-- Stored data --
BEGIN

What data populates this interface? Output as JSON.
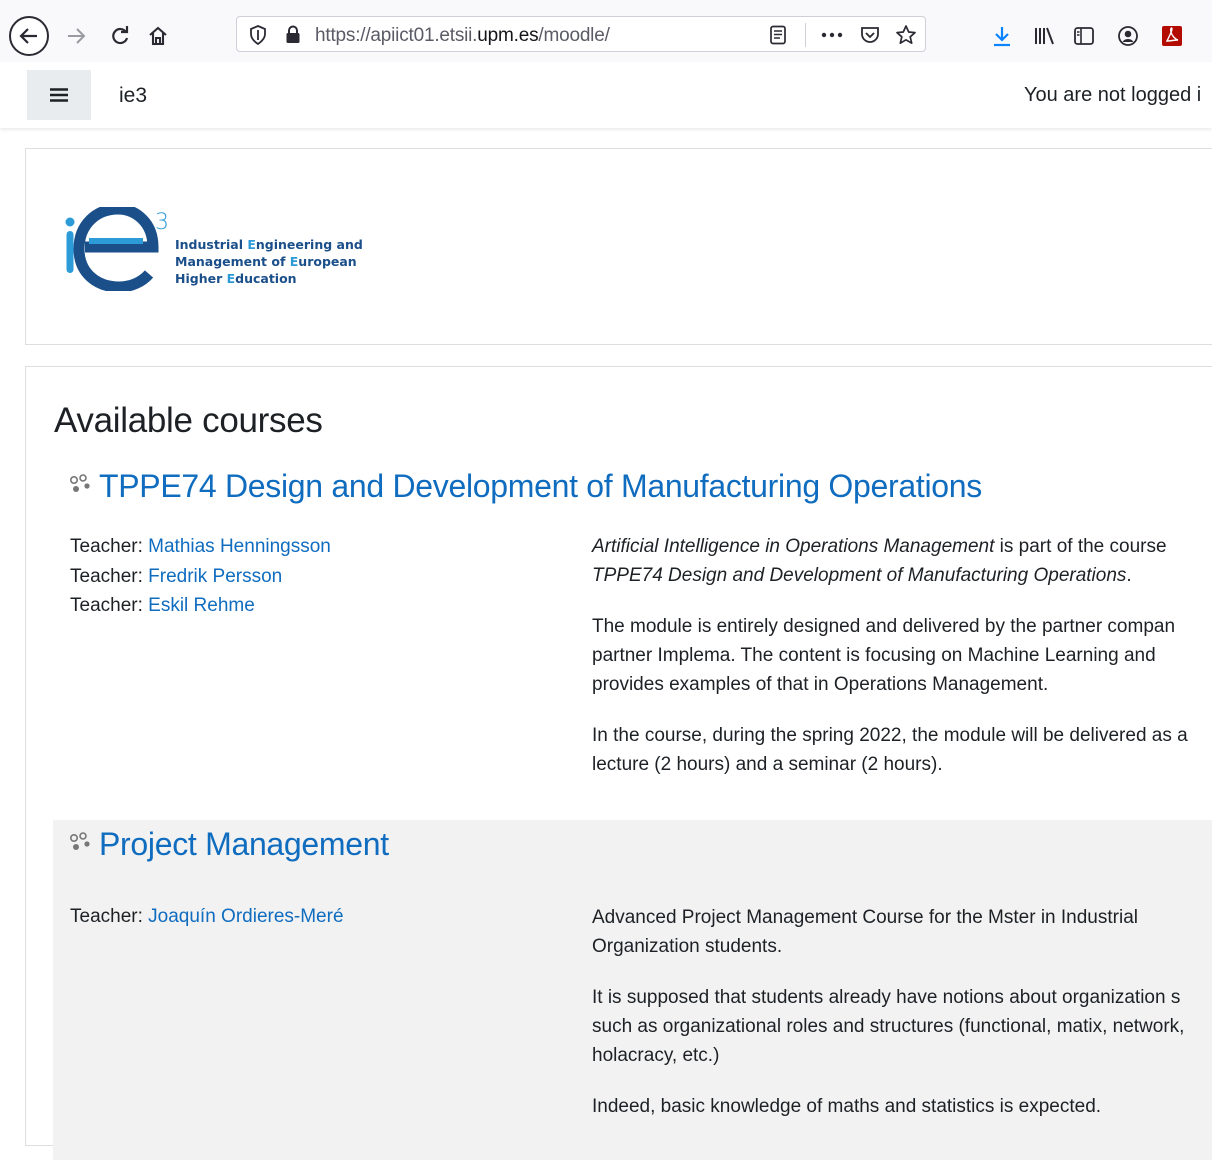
{
  "browser": {
    "url_prefix": "https://apiict01.etsii.",
    "url_domain": "upm.es",
    "url_suffix": "/moodle/"
  },
  "navbar": {
    "site_name": "ie3",
    "login_info": "You are not logged i"
  },
  "logo": {
    "mark_text": "3",
    "lines": [
      {
        "a": "Industrial ",
        "b": "E",
        "c": "ngineering and"
      },
      {
        "a": "Management of ",
        "b": "E",
        "c": "uropean"
      },
      {
        "a": "Higher ",
        "b": "E",
        "c": "ducation"
      }
    ]
  },
  "main": {
    "section_title": "Available courses",
    "courses": [
      {
        "name": "TPPE74 Design and Development of Manufacturing Operations",
        "teacher_role": "Teacher: ",
        "teachers": [
          "Mathias Henningsson",
          "Fredrik Persson",
          "Eskil Rehme"
        ],
        "summary": {
          "p1_i1": "Artificial Intelligence in Operations Management",
          "p1_t1": " is part of the course",
          "p1_i2": "TPPE74 Design and Development of Manufacturing Operations",
          "p1_t2": ".",
          "p2_l1": "The module is entirely designed and delivered by the partner compan",
          "p2_l2": "partner Implema. The content is focusing on Machine Learning and",
          "p2_l3": "provides examples of that in Operations Management.",
          "p3_l1": "In the course, during the spring 2022, the module will be delivered as a",
          "p3_l2": "lecture (2 hours) and a seminar (2 hours)."
        }
      },
      {
        "name": "Project Management",
        "teacher_role": "Teacher: ",
        "teachers": [
          "Joaquín Ordieres-Meré"
        ],
        "summary": {
          "p1_l1": "Advanced Project Management Course for the Mster in Industrial",
          "p1_l2": "Organization students.",
          "p2_l1": "It is supposed that students already have notions about organization s",
          "p2_l2": "such as organizational roles and structures (functional, matix, network,",
          "p2_l3": "holacracy, etc.)",
          "p3_l1": "Indeed, basic knowledge of maths and statistics is expected."
        }
      }
    ]
  },
  "colors": {
    "link": "#0f6cbf",
    "logo_blue": "#1a4f8a",
    "logo_light_blue": "#2d9bd8"
  }
}
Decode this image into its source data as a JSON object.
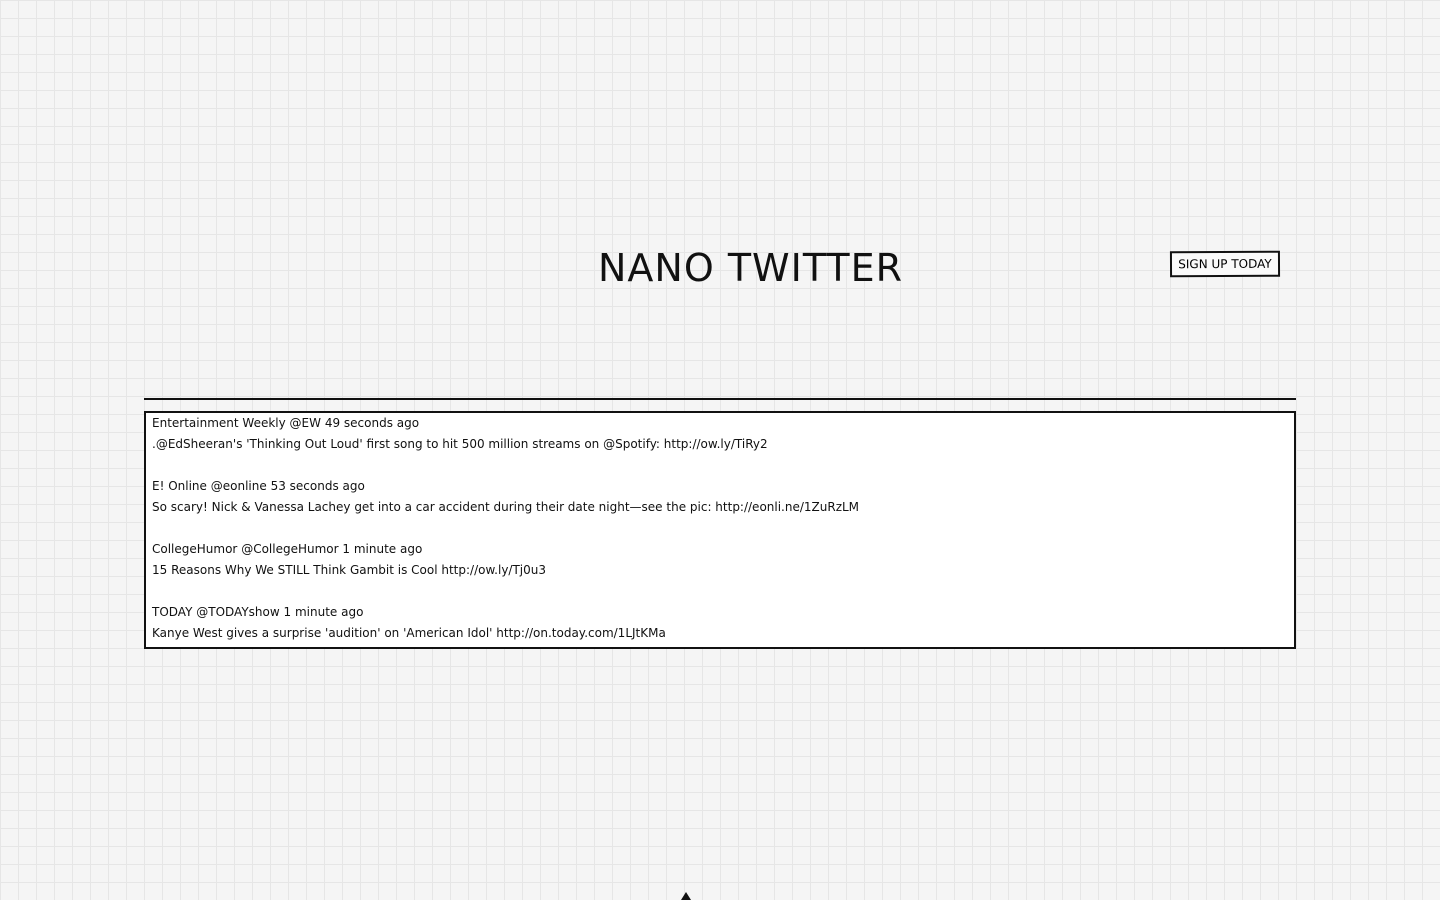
{
  "header": {
    "title": "NANO TWITTER",
    "signup_label": "SIGN UP TODAY"
  },
  "feed": {
    "tweets": [
      {
        "name": "Entertainment Weekly",
        "handle": "@EW",
        "time": "49 seconds ago",
        "text": ".@EdSheeran's 'Thinking Out Loud' first song to hit 500 million streams on @Spotify: http://ow.ly/TiRy2"
      },
      {
        "name": "E! Online",
        "handle": "@eonline",
        "time": "53 seconds ago",
        "text": "So scary! Nick & Vanessa Lachey get into a car accident during their date night—see the pic: http://eonli.ne/1ZuRzLM"
      },
      {
        "name": "CollegeHumor",
        "handle": "@CollegeHumor",
        "time": "1 minute ago",
        "text": "15 Reasons Why We STILL Think Gambit is Cool http://ow.ly/Tj0u3"
      },
      {
        "name": "TODAY",
        "handle": "@TODAYshow",
        "time": "1 minute ago",
        "text": "Kanye West gives a surprise 'audition' on 'American Idol' http://on.today.com/1LJtKMa"
      }
    ]
  }
}
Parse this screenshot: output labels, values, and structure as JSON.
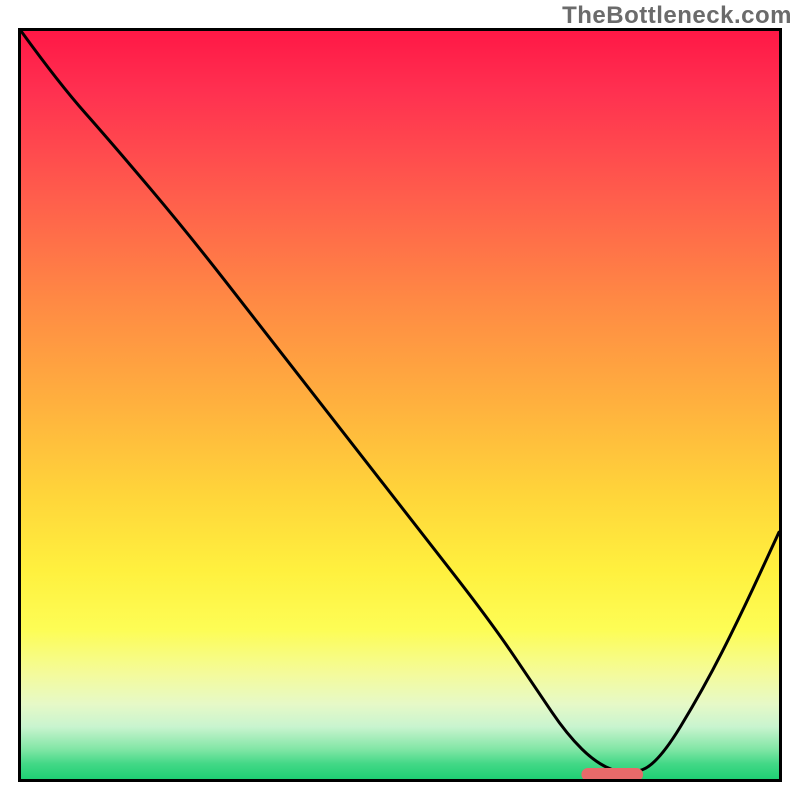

END

-- Exercise goal --
Leave out the pictures and reproduce the rest of the listing exactly.

-- Task solution --
What data populates this interface? Output as JSON.
{
  "browser": {
    "url_prefix": "https://apiict01.etsii.",
    "url_domain": "upm.es",
    "url_suffix": "/moodle/"
  },
  "navbar": {
    "site_name": "ie3",
    "login_info": "You are not logged i"
  },
  "logo": {
    "mark_text": "3",
    "lines": [
      {
        "a": "Industrial ",
        "b": "E",
        "c": "ngineering and"
      },
      {
        "a": "Management of ",
        "b": "E",
        "c": "uropean"
      },
      {
        "a": "Higher ",
        "b": "E",
        "c": "ducation"
      }
    ]
  },
  "main": {
    "section_title": "Available courses",
    "courses": [
      {
        "name": "TPPE74 Design and Development of Manufacturing Operations",
        "teacher_role": "Teacher: ",
        "teachers": [
          "Mathias Henningsson",
          "Fredrik Persson",
          "Eskil Rehme"
        ],
        "summary": {
          "p1_i1": "Artificial Intelligence in Operations Management",
          "p1_t1": " is part of the course",
          "p1_i2": "TPPE74 Design and Development of Manufacturing Operations",
          "p1_t2": ".",
          "p2_l1": "The module is entirely designed and delivered by the partner compan",
          "p2_l2": "partner Implema. The content is focusing on Machine Learning and",
          "p2_l3": "provides examples of that in Operations Management.",
          "p3_l1": "In the course, during the spring 2022, the module will be delivered as a",
          "p3_l2": "lecture (2 hours) and a seminar (2 hours)."
        }
      },
      {
        "name": "Project Management",
        "teacher_role": "Teacher: ",
        "teachers": [
          "Joaquín Ordieres-Meré"
        ],
        "summary": {
          "p1_l1": "Advanced Project Management Course for the Mster in Industrial",
          "p1_l2": "Organization students.",
          "p2_l1": "It is supposed that students already have notions about organization s",
          "p2_l2": "such as organizational roles and structures (functional, matix, network,",
          "p2_l3": "holacracy, etc.)",
          "p3_l1": "Indeed, basic knowledge of maths and statistics is expected."
        }
      }
    ]
  },
  "colors": {
    "link": "#0f6cbf",
    "logo_blue": "#1a4f8a",
    "logo_light_blue": "#2d9bd8"
  }
}
Decode this image into its source data as a JSON object.
{
  "header": {
    "title": "NANO TWITTER",
    "signup_label": "SIGN UP TODAY"
  },
  "feed": {
    "tweets": [
      {
        "name": "Entertainment Weekly",
        "handle": "@EW",
        "time": "49 seconds ago",
        "text": ".@EdSheeran's 'Thinking Out Loud' first song to hit 500 million streams on @Spotify: http://ow.ly/TiRy2"
      },
      {
        "name": "E! Online",
        "handle": "@eonline",
        "time": "53 seconds ago",
        "text": "So scary! Nick & Vanessa Lachey get into a car accident during their date night—see the pic: http://eonli.ne/1ZuRzLM"
      },
      {
        "name": "CollegeHumor",
        "handle": "@CollegeHumor",
        "time": "1 minute ago",
        "text": "15 Reasons Why We STILL Think Gambit is Cool http://ow.ly/Tj0u3"
      },
      {
        "name": "TODAY",
        "handle": "@TODAYshow",
        "time": "1 minute ago",
        "text": "Kanye West gives a surprise 'audition' on 'American Idol' http://on.today.com/1LJtKMa"
      }
    ]
  }
}
Parse this screenshot: output labels, values, and structure as JSON.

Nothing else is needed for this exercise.